Records contained in a dataset
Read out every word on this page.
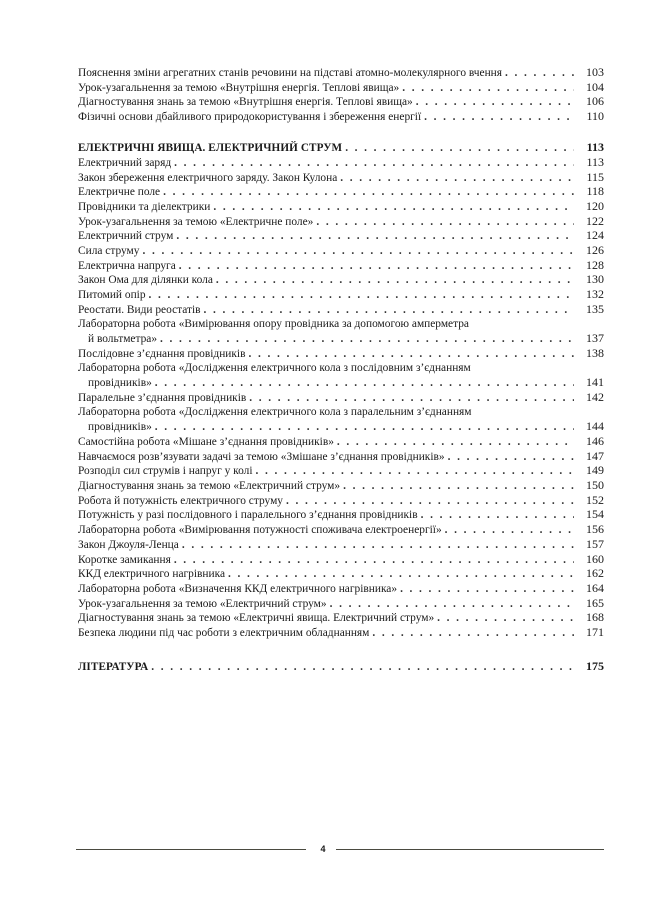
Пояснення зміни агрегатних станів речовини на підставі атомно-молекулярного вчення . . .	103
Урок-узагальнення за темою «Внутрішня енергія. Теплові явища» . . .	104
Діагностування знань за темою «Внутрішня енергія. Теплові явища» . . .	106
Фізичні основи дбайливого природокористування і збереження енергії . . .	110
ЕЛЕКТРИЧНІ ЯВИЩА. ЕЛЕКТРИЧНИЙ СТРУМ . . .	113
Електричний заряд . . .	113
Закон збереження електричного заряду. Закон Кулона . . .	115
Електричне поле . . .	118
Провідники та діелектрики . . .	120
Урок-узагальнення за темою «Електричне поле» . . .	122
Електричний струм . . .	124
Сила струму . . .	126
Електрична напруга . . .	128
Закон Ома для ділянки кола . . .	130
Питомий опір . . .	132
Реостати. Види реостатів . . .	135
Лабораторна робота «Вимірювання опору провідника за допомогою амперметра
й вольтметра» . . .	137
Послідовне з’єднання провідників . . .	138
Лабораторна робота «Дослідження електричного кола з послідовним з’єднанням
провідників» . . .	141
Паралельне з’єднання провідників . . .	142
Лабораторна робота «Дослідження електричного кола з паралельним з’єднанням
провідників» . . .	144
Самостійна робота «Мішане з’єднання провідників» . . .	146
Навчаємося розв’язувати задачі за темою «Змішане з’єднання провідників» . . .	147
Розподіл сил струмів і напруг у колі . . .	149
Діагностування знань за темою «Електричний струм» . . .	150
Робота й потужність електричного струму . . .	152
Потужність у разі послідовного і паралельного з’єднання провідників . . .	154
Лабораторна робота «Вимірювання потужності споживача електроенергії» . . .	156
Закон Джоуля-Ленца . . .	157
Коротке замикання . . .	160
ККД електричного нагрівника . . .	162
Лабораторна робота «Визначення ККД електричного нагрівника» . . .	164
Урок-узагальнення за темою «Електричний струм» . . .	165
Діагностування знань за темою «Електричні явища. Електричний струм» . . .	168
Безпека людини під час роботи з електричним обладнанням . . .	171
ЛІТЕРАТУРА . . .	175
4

* * *

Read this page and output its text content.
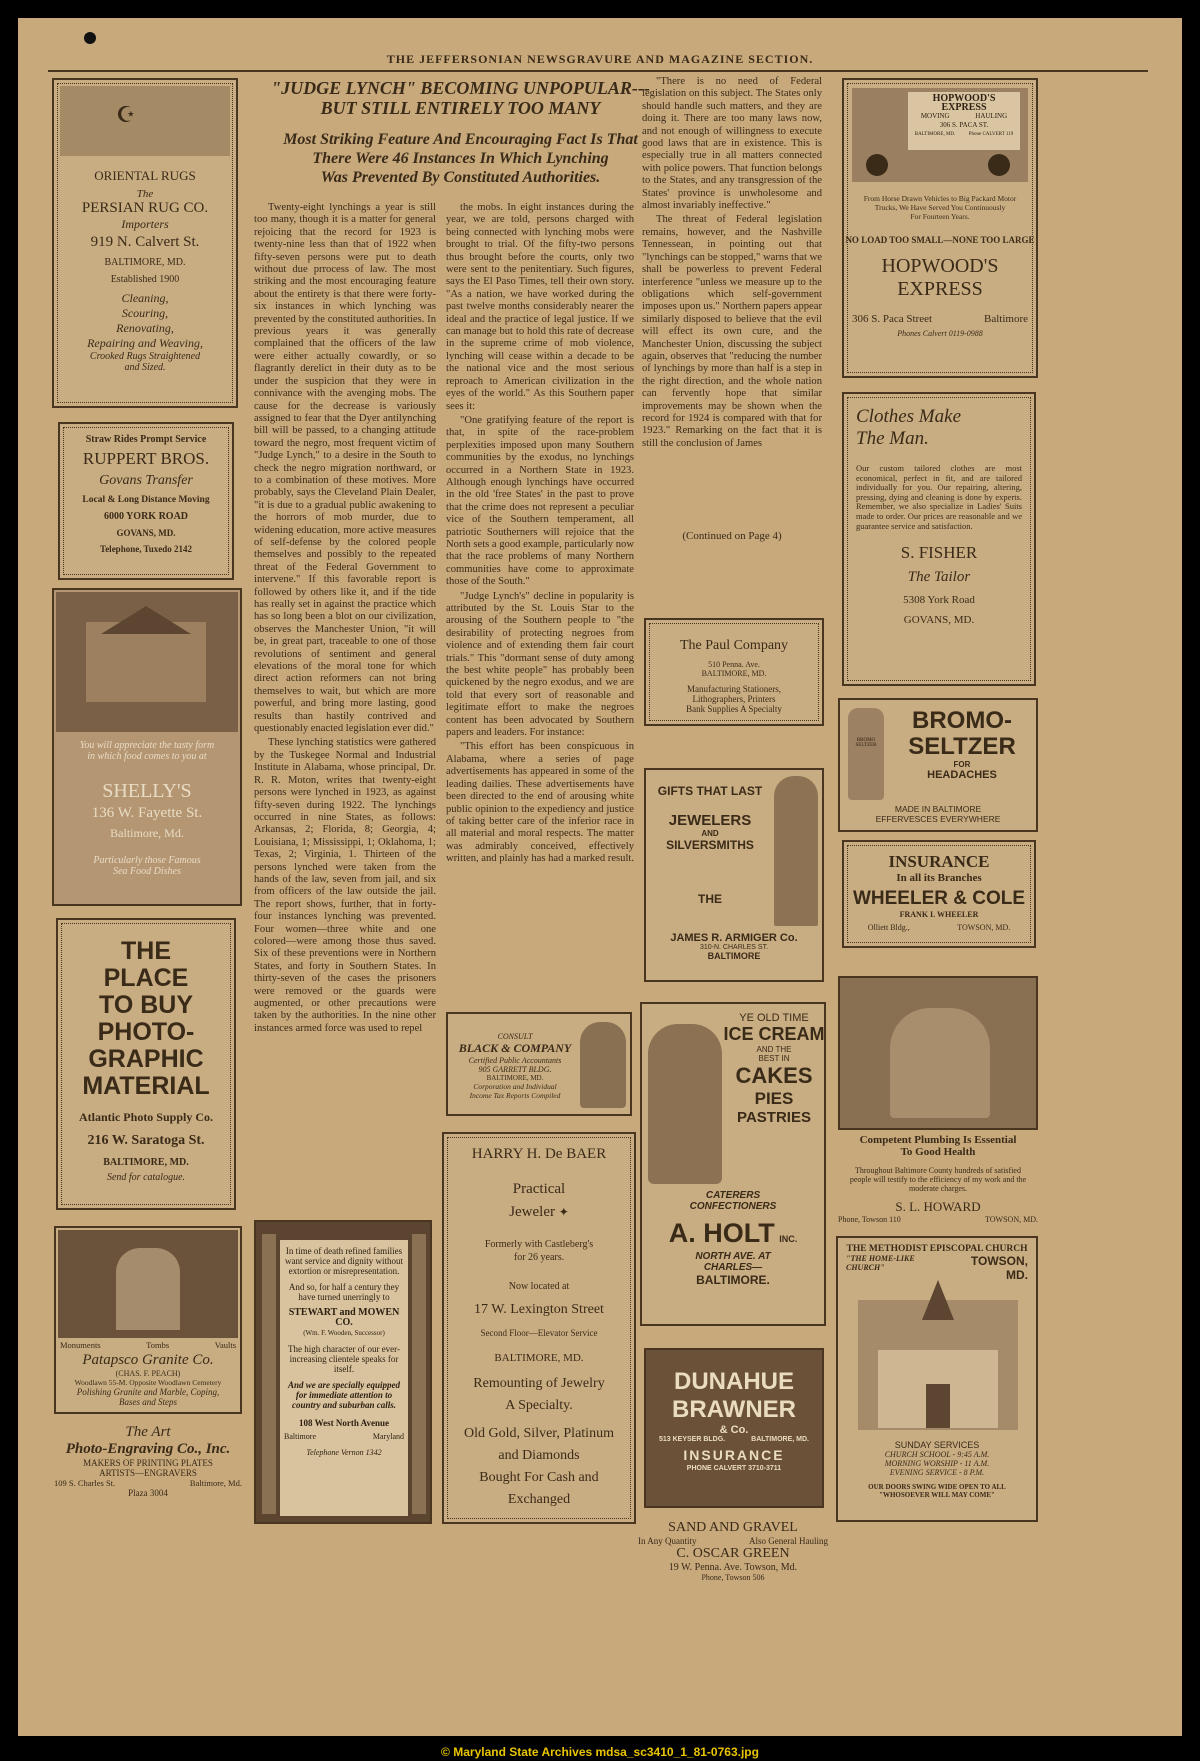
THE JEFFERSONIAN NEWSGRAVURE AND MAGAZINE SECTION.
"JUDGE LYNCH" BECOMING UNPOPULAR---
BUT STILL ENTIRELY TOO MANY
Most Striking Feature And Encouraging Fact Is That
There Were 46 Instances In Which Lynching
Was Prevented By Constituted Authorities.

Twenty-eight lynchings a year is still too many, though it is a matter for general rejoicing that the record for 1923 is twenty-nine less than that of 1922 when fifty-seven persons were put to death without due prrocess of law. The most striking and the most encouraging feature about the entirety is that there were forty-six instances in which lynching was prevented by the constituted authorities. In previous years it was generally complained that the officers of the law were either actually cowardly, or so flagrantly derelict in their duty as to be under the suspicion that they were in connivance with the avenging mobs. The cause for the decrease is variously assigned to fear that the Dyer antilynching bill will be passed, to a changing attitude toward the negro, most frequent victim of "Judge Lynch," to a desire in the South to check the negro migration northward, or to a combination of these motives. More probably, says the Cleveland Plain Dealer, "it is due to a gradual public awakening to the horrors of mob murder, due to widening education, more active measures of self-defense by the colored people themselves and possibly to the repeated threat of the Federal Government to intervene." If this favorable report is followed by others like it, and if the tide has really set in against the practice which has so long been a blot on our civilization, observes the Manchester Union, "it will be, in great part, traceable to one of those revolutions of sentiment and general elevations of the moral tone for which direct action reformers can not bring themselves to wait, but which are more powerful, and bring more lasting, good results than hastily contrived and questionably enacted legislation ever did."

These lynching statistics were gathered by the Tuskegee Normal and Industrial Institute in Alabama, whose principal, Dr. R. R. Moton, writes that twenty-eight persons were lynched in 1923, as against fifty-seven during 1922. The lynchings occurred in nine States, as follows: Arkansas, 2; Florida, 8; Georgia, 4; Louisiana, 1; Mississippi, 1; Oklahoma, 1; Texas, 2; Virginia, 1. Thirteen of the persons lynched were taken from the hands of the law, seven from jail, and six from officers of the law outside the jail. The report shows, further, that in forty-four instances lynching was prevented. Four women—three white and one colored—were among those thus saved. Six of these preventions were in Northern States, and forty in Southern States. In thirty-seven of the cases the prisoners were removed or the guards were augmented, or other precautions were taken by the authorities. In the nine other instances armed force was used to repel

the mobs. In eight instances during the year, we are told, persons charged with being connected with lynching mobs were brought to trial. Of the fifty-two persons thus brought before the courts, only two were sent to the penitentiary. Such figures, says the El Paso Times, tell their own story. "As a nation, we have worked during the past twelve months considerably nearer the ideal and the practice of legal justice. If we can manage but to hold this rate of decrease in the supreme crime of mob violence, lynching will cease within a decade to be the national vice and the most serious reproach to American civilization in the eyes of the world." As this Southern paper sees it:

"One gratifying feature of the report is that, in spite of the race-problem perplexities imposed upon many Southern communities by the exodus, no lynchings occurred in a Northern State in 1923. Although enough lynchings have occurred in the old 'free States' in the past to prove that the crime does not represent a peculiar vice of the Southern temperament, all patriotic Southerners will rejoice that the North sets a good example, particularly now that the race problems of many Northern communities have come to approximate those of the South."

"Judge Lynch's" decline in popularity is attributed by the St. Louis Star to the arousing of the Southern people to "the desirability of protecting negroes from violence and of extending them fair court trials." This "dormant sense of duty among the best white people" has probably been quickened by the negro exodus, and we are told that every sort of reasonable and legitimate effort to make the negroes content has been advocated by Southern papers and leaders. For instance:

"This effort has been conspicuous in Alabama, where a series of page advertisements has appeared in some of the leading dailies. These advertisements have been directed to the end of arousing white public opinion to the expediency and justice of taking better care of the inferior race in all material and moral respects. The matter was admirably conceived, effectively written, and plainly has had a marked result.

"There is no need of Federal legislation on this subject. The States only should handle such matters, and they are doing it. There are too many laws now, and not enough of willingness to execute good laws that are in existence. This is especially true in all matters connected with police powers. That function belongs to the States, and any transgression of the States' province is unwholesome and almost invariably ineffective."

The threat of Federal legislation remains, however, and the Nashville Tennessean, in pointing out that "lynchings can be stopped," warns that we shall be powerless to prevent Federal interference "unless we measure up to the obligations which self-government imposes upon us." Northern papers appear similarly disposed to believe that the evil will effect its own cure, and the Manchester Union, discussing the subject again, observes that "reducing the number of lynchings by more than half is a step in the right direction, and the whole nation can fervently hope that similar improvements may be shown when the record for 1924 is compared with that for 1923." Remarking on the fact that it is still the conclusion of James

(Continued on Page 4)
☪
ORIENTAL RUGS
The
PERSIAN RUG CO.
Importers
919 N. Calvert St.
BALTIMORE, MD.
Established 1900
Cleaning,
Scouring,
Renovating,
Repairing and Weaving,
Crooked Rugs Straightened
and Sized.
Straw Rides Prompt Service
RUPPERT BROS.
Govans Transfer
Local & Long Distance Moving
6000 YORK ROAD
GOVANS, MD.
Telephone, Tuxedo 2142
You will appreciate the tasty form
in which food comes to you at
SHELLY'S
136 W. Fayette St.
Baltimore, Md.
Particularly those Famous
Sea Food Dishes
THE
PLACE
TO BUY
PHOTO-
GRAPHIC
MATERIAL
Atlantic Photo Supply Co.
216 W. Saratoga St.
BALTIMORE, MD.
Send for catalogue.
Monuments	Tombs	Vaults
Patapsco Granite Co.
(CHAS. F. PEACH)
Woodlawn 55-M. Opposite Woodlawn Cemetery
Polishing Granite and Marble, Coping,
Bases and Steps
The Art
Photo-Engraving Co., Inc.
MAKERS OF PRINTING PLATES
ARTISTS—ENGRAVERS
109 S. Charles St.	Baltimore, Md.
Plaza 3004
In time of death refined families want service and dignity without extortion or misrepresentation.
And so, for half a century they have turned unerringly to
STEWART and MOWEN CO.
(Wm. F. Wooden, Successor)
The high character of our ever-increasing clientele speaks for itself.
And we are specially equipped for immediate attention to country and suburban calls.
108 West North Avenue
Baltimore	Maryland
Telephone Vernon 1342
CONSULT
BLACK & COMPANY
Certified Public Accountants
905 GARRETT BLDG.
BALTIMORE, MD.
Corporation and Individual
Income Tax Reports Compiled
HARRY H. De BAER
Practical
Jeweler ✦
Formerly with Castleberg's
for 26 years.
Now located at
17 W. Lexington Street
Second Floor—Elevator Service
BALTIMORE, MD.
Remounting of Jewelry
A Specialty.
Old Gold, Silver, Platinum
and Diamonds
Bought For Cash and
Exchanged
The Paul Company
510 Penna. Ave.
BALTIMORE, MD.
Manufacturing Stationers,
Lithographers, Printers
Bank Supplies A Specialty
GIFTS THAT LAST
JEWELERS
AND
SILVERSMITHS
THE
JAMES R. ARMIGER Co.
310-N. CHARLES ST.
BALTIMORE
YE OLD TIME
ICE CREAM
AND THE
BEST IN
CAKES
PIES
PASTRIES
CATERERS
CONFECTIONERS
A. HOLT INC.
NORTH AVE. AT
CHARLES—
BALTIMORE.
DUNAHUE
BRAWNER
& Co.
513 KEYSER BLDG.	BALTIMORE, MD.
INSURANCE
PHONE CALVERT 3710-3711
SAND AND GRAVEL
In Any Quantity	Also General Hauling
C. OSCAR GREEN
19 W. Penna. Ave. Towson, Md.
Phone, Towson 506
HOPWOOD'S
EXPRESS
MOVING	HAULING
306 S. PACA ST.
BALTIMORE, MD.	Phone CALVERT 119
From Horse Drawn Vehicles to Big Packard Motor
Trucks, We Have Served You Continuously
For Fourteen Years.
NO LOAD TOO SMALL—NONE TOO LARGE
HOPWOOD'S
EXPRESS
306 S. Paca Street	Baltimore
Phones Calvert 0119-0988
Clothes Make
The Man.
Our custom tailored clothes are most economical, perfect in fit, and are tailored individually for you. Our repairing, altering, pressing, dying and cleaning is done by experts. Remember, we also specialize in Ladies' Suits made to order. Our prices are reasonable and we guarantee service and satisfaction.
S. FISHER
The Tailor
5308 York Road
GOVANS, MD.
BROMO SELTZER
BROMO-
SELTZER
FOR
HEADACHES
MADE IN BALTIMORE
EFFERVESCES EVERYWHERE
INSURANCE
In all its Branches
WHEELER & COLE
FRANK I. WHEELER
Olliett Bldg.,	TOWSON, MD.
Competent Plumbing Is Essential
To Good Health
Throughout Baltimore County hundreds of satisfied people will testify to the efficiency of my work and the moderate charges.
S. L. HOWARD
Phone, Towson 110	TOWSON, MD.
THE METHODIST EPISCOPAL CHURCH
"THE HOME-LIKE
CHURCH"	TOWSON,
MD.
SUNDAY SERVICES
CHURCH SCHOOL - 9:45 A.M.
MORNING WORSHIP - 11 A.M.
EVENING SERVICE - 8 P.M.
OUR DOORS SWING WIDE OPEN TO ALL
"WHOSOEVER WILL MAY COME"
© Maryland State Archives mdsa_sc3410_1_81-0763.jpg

Description of the task: Find each line in the records holding the string "струму" and show it.

Response to this task:
Сила струму . . .	126
Робота й потужність електричного струму . . .	152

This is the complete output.